▶ **INSTRUCTIONS TO FOLLOW**:
Copy every one of the items below word for word, leaving nothing out.

(Spatial layout entries)
......
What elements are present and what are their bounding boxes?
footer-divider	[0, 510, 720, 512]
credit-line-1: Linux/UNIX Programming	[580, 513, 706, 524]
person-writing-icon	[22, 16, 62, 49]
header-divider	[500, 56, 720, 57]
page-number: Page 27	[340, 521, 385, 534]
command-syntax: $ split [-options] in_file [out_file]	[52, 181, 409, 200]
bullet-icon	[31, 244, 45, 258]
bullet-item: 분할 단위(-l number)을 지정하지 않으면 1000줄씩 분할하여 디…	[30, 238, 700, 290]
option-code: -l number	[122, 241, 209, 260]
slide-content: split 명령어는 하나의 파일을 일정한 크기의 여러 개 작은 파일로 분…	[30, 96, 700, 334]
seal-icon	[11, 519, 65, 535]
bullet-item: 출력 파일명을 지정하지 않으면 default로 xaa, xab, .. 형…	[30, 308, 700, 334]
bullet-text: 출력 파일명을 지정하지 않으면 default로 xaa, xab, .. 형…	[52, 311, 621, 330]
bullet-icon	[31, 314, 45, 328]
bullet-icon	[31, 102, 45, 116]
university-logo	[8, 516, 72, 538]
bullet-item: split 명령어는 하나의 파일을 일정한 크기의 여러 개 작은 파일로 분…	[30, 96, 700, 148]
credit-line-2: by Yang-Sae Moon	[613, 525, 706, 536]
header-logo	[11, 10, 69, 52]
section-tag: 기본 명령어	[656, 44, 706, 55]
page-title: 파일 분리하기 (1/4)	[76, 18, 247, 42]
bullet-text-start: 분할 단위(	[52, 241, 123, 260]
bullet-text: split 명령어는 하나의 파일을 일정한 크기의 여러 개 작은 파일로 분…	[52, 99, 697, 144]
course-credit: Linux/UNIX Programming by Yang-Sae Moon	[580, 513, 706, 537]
......
▶ **SOLVED PROBLEM**:
What elements are present and what are their bounding boxes?
footer-divider	[0, 510, 720, 512]
credit-line-1: Linux/UNIX Programming	[580, 513, 706, 524]
person-writing-icon	[22, 16, 62, 49]
header-divider	[500, 56, 720, 57]
page-number: Page 27	[340, 521, 385, 534]
command-syntax: $ split [-options] in_file [out_file]	[52, 181, 409, 200]
bullet-icon	[31, 244, 45, 258]
bullet-item: 분할 단위(-l number)을 지정하지 않으면 1000줄씩 분할하여 디…	[30, 238, 700, 290]
option-code: -l number	[122, 241, 209, 260]
slide-content: split 명령어는 하나의 파일을 일정한 크기의 여러 개 작은 파일로 분…	[30, 96, 700, 334]
seal-icon	[11, 519, 65, 535]
bullet-item: 출력 파일명을 지정하지 않으면 default로 xaa, xab, .. 형…	[30, 308, 700, 334]
bullet-text: 출력 파일명을 지정하지 않으면 default로 xaa, xab, .. 형…	[52, 311, 621, 330]
bullet-icon	[31, 314, 45, 328]
bullet-icon	[31, 102, 45, 116]
university-logo	[8, 516, 72, 538]
bullet-item: split 명령어는 하나의 파일을 일정한 크기의 여러 개 작은 파일로 분…	[30, 96, 700, 148]
credit-line-2: by Yang-Sae Moon	[613, 525, 706, 536]
header-logo	[11, 10, 69, 52]
section-tag: 기본 명령어	[656, 44, 706, 55]
page-title: 파일 분리하기 (1/4)	[76, 18, 247, 42]
bullet-text-start: 분할 단위(	[52, 241, 123, 260]
bullet-text: split 명령어는 하나의 파일을 일정한 크기의 여러 개 작은 파일로 분…	[52, 99, 697, 144]
course-credit: Linux/UNIX Programming by Yang-Sae Moon	[580, 513, 706, 537]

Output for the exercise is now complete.